## Objective
Return the records that follow, matching each one exactly.
___ Exercise material ___
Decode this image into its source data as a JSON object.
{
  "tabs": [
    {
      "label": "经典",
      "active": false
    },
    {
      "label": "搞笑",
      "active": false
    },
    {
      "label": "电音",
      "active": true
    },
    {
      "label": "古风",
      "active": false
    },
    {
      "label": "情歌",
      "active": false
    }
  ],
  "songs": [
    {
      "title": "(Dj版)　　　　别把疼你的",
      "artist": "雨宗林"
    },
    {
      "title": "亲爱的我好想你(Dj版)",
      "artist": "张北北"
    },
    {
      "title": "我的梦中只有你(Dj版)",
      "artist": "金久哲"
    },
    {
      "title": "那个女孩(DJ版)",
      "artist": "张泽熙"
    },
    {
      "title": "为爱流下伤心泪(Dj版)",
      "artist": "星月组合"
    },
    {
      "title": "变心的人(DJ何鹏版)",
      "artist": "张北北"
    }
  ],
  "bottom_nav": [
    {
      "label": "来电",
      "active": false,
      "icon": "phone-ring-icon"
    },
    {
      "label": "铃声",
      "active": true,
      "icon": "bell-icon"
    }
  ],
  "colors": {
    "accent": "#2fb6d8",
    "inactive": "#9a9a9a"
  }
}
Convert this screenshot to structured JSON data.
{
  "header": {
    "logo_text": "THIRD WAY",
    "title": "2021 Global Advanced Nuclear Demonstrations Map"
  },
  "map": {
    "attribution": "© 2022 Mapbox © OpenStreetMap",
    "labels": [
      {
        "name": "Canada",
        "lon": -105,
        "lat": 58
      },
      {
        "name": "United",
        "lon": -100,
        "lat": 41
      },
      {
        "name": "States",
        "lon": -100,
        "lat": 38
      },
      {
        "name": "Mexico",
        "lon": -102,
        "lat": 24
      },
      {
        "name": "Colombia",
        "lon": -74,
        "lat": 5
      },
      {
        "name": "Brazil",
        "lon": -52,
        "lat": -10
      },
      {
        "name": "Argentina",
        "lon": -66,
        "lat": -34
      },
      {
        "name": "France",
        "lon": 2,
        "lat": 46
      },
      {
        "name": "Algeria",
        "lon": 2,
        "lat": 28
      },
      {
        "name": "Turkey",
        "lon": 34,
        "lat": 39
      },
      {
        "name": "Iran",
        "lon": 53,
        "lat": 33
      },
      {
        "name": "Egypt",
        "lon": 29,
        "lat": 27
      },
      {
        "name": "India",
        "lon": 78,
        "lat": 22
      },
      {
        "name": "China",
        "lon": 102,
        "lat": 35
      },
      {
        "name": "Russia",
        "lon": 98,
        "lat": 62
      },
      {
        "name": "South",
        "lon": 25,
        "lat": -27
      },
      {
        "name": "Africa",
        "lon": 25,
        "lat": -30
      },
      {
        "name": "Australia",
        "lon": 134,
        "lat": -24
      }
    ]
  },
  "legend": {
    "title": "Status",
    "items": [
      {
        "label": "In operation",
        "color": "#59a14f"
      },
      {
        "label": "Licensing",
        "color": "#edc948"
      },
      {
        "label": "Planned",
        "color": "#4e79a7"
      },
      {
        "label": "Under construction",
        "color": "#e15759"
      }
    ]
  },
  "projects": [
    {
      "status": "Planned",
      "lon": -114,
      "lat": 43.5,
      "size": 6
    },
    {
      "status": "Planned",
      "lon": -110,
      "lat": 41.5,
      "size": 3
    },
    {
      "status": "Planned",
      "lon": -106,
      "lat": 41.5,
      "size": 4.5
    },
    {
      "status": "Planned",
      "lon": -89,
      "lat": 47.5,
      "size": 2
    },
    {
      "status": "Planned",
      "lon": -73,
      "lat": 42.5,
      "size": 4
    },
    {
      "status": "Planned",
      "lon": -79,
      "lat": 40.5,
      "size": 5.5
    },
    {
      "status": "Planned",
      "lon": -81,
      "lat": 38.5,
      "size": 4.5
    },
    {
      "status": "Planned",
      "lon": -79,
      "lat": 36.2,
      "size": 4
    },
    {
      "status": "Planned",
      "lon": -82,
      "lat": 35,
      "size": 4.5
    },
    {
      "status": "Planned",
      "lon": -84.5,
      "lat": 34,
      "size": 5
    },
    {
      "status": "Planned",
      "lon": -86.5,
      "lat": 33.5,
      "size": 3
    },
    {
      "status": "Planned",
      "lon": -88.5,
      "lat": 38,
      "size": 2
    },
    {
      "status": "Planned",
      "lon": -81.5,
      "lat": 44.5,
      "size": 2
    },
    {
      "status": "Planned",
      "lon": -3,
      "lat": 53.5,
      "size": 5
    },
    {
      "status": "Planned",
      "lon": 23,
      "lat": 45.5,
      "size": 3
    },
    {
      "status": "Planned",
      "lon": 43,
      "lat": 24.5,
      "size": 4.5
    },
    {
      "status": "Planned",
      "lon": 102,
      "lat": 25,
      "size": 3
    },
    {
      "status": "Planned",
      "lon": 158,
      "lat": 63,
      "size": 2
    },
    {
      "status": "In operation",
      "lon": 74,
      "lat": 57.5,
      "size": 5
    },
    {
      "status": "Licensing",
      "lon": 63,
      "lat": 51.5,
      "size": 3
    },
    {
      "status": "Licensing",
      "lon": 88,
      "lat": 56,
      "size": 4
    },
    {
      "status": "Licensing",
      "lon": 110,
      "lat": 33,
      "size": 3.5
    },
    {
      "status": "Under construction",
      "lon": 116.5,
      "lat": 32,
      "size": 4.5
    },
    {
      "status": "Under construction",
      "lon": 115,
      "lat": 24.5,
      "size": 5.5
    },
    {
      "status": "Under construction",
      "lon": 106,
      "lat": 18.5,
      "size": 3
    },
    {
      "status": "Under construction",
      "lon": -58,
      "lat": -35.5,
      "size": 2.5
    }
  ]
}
___
## Output for this task
Decode this image into its source data as a JSON object.
{
  "tabs": [
    {
      "label": "经典",
      "active": false
    },
    {
      "label": "搞笑",
      "active": false
    },
    {
      "label": "电音",
      "active": true
    },
    {
      "label": "古风",
      "active": false
    },
    {
      "label": "情歌",
      "active": false
    }
  ],
  "songs": [
    {
      "title": "(Dj版)　　　　别把疼你的",
      "artist": "雨宗林"
    },
    {
      "title": "亲爱的我好想你(Dj版)",
      "artist": "张北北"
    },
    {
      "title": "我的梦中只有你(Dj版)",
      "artist": "金久哲"
    },
    {
      "title": "那个女孩(DJ版)",
      "artist": "张泽熙"
    },
    {
      "title": "为爱流下伤心泪(Dj版)",
      "artist": "星月组合"
    },
    {
      "title": "变心的人(DJ何鹏版)",
      "artist": "张北北"
    }
  ],
  "bottom_nav": [
    {
      "label": "来电",
      "active": false,
      "icon": "phone-ring-icon"
    },
    {
      "label": "铃声",
      "active": true,
      "icon": "bell-icon"
    }
  ],
  "colors": {
    "accent": "#2fb6d8",
    "inactive": "#9a9a9a"
  }
}
Convert this screenshot to structured JSON data.
{
  "header": {
    "logo_text": "THIRD WAY",
    "title": "2021 Global Advanced Nuclear Demonstrations Map"
  },
  "map": {
    "attribution": "© 2022 Mapbox © OpenStreetMap",
    "labels": [
      {
        "name": "Canada",
        "lon": -105,
        "lat": 58
      },
      {
        "name": "United",
        "lon": -100,
        "lat": 41
      },
      {
        "name": "States",
        "lon": -100,
        "lat": 38
      },
      {
        "name": "Mexico",
        "lon": -102,
        "lat": 24
      },
      {
        "name": "Colombia",
        "lon": -74,
        "lat": 5
      },
      {
        "name": "Brazil",
        "lon": -52,
        "lat": -10
      },
      {
        "name": "Argentina",
        "lon": -66,
        "lat": -34
      },
      {
        "name": "France",
        "lon": 2,
        "lat": 46
      },
      {
        "name": "Algeria",
        "lon": 2,
        "lat": 28
      },
      {
        "name": "Turkey",
        "lon": 34,
        "lat": 39
      },
      {
        "name": "Iran",
        "lon": 53,
        "lat": 33
      },
      {
        "name": "Egypt",
        "lon": 29,
        "lat": 27
      },
      {
        "name": "India",
        "lon": 78,
        "lat": 22
      },
      {
        "name": "China",
        "lon": 102,
        "lat": 35
      },
      {
        "name": "Russia",
        "lon": 98,
        "lat": 62
      },
      {
        "name": "South",
        "lon": 25,
        "lat": -27
      },
      {
        "name": "Africa",
        "lon": 25,
        "lat": -30
      },
      {
        "name": "Australia",
        "lon": 134,
        "lat": -24
      }
    ]
  },
  "legend": {
    "title": "Status",
    "items": [
      {
        "label": "In operation",
        "color": "#59a14f"
      },
      {
        "label": "Licensing",
        "color": "#edc948"
      },
      {
        "label": "Planned",
        "color": "#4e79a7"
      },
      {
        "label": "Under construction",
        "color": "#e15759"
      }
    ]
  },
  "projects": [
    {
      "status": "Planned",
      "lon": -114,
      "lat": 43.5,
      "size": 6
    },
    {
      "status": "Planned",
      "lon": -110,
      "lat": 41.5,
      "size": 3
    },
    {
      "status": "Planned",
      "lon": -106,
      "lat": 41.5,
      "size": 4.5
    },
    {
      "status": "Planned",
      "lon": -89,
      "lat": 47.5,
      "size": 2
    },
    {
      "status": "Planned",
      "lon": -73,
      "lat": 42.5,
      "size": 4
    },
    {
      "status": "Planned",
      "lon": -79,
      "lat": 40.5,
      "size": 5.5
    },
    {
      "status": "Planned",
      "lon": -81,
      "lat": 38.5,
      "size": 4.5
    },
    {
      "status": "Planned",
      "lon": -79,
      "lat": 36.2,
      "size": 4
    },
    {
      "status": "Planned",
      "lon": -82,
      "lat": 35,
      "size": 4.5
    },
    {
      "status": "Planned",
      "lon": -84.5,
      "lat": 34,
      "size": 5
    },
    {
      "status": "Planned",
      "lon": -86.5,
      "lat": 33.5,
      "size": 3
    },
    {
      "status": "Planned",
      "lon": -88.5,
      "lat": 38,
      "size": 2
    },
    {
      "status": "Planned",
      "lon": -81.5,
      "lat": 44.5,
      "size": 2
    },
    {
      "status": "Planned",
      "lon": -3,
      "lat": 53.5,
      "size": 5
    },
    {
      "status": "Planned",
      "lon": 23,
      "lat": 45.5,
      "size": 3
    },
    {
      "status": "Planned",
      "lon": 43,
      "lat": 24.5,
      "size": 4.5
    },
    {
      "status": "Planned",
      "lon": 102,
      "lat": 25,
      "size": 3
    },
    {
      "status": "Planned",
      "lon": 158,
      "lat": 63,
      "size": 2
    },
    {
      "status": "In operation",
      "lon": 74,
      "lat": 57.5,
      "size": 5
    },
    {
      "status": "Licensing",
      "lon": 63,
      "lat": 51.5,
      "size": 3
    },
    {
      "status": "Licensing",
      "lon": 88,
      "lat": 56,
      "size": 4
    },
    {
      "status": "Licensing",
      "lon": 110,
      "lat": 33,
      "size": 3.5
    },
    {
      "status": "Under construction",
      "lon": 116.5,
      "lat": 32,
      "size": 4.5
    },
    {
      "status": "Under construction",
      "lon": 115,
      "lat": 24.5,
      "size": 5.5
    },
    {
      "status": "Under construction",
      "lon": 106,
      "lat": 18.5,
      "size": 3
    },
    {
      "status": "Under construction",
      "lon": -58,
      "lat": -35.5,
      "size": 2.5
    }
  ]
}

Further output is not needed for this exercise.